_STATED EXERCISE_
Copy the items word for word, starting with the first line and ending after the line that contains "wind-barb (209, 432, 216, 441)".

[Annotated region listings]
------------------------------

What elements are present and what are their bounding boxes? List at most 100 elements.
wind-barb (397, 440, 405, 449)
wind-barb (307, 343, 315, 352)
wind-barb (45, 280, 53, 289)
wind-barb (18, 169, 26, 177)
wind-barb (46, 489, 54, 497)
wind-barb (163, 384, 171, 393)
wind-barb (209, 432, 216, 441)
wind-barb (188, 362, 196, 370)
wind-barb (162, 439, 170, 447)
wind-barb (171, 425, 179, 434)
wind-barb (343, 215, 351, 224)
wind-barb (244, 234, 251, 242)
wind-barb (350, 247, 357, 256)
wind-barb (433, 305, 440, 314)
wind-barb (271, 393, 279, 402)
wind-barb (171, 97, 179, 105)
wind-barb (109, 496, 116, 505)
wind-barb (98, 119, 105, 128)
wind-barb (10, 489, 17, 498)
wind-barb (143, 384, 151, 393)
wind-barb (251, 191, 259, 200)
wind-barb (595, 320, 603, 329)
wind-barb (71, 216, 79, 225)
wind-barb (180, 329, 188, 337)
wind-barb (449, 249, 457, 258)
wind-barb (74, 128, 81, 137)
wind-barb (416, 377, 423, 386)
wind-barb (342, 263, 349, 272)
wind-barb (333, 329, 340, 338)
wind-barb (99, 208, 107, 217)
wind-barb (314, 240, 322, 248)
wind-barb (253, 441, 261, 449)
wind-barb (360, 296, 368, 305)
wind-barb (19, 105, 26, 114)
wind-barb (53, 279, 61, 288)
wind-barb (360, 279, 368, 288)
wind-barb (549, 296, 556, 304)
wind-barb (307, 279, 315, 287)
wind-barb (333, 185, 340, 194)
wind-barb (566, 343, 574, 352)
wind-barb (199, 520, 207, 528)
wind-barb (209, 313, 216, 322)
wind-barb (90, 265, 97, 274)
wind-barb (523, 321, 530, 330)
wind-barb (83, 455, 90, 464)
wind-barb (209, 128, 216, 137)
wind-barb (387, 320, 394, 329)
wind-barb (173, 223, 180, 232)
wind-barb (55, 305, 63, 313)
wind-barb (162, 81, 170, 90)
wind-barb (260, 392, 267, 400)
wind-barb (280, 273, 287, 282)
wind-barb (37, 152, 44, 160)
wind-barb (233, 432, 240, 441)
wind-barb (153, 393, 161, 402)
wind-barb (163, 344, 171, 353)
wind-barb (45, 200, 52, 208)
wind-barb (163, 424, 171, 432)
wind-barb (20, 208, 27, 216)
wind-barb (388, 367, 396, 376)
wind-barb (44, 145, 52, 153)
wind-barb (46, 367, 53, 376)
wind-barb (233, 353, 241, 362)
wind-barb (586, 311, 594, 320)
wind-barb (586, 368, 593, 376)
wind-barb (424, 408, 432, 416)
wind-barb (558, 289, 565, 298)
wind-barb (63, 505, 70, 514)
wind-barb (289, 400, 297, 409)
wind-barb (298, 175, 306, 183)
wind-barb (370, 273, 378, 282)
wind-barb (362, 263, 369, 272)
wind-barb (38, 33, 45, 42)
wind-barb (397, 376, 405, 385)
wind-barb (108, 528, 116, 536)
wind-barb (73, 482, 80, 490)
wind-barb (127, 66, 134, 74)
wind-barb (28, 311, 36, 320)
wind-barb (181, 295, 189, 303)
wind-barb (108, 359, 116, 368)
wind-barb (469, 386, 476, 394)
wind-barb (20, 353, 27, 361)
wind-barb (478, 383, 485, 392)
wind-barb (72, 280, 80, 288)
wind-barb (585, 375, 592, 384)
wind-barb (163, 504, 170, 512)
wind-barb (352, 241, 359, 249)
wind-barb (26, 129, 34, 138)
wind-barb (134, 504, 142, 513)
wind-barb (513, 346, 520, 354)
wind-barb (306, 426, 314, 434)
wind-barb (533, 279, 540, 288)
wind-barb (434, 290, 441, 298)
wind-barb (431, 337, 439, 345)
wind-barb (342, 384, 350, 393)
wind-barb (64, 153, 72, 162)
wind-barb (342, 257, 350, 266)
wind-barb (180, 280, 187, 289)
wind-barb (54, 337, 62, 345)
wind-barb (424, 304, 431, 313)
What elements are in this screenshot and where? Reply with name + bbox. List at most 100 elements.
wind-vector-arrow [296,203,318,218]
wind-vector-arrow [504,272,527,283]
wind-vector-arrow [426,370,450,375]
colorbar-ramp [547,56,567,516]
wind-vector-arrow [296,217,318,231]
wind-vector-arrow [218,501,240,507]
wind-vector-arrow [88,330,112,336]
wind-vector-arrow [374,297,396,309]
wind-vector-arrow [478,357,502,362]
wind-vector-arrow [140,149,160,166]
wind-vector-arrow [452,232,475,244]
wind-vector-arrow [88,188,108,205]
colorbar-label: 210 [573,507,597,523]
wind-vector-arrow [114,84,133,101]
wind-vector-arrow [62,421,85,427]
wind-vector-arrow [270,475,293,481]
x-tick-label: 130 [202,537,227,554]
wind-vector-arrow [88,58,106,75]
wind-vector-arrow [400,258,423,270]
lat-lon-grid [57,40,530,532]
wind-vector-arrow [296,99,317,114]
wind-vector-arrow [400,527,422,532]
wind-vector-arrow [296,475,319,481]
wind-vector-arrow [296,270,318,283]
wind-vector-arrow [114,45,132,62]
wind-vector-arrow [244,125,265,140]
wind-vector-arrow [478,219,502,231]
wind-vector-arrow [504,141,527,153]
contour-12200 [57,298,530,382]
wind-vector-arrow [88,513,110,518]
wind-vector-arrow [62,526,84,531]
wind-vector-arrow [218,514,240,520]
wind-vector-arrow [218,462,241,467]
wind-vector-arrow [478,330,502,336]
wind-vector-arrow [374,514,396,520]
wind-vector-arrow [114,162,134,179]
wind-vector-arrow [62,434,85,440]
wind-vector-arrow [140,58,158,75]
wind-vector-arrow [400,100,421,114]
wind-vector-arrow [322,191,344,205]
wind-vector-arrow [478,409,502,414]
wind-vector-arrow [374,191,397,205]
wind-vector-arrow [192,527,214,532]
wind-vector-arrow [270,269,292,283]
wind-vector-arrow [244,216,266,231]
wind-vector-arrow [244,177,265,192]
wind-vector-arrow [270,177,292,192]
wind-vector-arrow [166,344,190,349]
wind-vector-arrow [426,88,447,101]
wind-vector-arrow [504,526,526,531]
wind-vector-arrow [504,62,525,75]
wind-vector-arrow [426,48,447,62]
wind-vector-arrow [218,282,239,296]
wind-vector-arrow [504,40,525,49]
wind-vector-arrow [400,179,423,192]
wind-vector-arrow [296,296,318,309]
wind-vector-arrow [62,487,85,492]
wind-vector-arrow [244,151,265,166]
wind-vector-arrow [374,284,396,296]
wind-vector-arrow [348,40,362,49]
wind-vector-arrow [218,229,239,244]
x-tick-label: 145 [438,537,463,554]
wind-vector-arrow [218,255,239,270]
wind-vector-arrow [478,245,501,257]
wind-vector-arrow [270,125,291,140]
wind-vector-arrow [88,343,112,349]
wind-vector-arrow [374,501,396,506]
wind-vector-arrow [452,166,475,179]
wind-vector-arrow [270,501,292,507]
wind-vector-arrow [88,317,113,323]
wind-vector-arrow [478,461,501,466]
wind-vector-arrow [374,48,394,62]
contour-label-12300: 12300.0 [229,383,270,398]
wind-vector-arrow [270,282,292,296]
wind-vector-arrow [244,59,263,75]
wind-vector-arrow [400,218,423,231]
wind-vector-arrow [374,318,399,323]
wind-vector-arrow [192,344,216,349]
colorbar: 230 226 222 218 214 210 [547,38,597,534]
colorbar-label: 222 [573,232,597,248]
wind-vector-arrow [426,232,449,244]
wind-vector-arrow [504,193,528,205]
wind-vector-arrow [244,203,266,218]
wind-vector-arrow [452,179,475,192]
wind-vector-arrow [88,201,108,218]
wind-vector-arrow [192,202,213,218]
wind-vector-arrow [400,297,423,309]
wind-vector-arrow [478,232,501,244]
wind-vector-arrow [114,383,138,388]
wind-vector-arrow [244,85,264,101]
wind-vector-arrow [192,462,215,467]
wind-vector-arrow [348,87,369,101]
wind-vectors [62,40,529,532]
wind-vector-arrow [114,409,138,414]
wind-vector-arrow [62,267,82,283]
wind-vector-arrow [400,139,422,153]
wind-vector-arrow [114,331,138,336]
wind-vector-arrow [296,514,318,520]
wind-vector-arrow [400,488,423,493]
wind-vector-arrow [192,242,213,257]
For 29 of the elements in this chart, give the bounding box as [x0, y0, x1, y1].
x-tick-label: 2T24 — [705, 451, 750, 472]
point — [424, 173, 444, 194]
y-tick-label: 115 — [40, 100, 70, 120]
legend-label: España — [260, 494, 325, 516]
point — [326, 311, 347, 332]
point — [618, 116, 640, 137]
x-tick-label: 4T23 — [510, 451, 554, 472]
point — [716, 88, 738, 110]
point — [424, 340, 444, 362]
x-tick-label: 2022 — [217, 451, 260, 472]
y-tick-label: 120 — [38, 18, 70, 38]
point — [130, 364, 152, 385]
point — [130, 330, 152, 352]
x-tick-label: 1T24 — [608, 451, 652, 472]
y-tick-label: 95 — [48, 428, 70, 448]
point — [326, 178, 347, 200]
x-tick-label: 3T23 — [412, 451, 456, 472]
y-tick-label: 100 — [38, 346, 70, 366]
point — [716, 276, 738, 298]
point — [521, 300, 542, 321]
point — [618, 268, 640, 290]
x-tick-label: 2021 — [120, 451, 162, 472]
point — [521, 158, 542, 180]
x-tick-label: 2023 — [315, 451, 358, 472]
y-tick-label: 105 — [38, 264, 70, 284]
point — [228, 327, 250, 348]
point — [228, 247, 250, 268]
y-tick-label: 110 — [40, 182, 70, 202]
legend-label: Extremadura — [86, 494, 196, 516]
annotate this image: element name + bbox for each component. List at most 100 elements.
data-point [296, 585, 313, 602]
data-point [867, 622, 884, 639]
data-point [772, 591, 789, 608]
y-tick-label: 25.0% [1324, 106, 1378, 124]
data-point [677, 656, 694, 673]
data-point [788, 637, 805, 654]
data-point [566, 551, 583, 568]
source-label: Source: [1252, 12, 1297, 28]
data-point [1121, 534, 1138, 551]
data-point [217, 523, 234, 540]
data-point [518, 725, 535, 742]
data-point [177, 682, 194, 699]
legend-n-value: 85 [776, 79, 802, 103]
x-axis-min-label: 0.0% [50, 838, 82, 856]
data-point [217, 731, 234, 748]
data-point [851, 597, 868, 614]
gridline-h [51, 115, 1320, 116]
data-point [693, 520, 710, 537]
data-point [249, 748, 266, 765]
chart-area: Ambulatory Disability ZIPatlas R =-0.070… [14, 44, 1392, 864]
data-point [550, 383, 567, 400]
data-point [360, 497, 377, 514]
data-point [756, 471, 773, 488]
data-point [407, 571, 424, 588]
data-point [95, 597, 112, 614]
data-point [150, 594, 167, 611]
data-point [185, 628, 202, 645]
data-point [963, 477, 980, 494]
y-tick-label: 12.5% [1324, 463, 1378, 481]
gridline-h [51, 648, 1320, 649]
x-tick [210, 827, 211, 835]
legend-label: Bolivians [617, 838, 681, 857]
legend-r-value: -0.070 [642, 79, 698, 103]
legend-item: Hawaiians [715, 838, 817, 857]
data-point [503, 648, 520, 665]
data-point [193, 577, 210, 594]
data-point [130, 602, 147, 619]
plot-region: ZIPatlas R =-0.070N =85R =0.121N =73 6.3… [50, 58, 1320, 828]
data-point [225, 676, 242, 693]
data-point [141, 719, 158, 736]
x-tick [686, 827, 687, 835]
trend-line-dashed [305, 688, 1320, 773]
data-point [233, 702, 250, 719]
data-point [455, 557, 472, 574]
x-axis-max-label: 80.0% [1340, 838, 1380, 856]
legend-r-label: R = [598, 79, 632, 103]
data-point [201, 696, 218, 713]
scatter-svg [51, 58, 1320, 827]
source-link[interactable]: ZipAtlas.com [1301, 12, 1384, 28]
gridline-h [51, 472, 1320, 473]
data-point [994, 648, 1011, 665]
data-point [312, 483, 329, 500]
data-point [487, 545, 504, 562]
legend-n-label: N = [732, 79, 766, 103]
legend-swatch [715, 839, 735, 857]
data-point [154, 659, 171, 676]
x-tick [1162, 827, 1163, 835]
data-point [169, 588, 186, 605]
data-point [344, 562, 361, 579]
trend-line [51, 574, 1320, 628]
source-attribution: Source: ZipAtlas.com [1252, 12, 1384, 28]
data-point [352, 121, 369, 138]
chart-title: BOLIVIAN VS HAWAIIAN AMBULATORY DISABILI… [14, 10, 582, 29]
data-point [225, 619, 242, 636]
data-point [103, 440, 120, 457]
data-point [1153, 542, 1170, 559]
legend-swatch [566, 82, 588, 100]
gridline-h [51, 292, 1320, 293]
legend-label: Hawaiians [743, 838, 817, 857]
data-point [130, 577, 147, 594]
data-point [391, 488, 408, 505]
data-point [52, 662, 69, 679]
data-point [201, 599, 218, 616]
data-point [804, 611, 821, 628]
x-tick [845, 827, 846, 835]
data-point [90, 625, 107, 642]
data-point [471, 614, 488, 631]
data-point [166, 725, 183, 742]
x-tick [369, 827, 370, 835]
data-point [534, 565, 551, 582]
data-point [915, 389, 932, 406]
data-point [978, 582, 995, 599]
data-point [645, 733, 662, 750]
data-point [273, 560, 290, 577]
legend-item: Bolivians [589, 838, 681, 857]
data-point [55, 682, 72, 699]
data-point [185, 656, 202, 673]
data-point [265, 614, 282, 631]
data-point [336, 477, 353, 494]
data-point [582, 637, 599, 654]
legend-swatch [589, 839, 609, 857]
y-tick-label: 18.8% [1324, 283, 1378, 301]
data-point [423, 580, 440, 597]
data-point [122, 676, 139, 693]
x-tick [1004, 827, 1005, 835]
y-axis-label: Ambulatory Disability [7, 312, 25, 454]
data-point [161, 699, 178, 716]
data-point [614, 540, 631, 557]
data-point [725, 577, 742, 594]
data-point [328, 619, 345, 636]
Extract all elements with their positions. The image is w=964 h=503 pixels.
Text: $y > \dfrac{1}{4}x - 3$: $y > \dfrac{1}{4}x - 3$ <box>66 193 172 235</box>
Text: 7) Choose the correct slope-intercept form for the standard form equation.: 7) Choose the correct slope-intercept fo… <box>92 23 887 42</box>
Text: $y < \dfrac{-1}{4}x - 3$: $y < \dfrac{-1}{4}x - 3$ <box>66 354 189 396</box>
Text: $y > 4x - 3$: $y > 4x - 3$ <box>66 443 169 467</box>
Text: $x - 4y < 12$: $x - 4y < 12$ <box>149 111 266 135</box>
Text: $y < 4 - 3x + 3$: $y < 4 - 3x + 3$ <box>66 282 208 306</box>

------------------------------

_FINAL ANSWER_
What elements are present and what are their bounding boxes? List at most 100 elements.
wind-barb (397, 440, 405, 449)
wind-barb (307, 343, 315, 352)
wind-barb (45, 280, 53, 289)
wind-barb (18, 169, 26, 177)
wind-barb (46, 489, 54, 497)
wind-barb (163, 384, 171, 393)
wind-barb (209, 432, 216, 441)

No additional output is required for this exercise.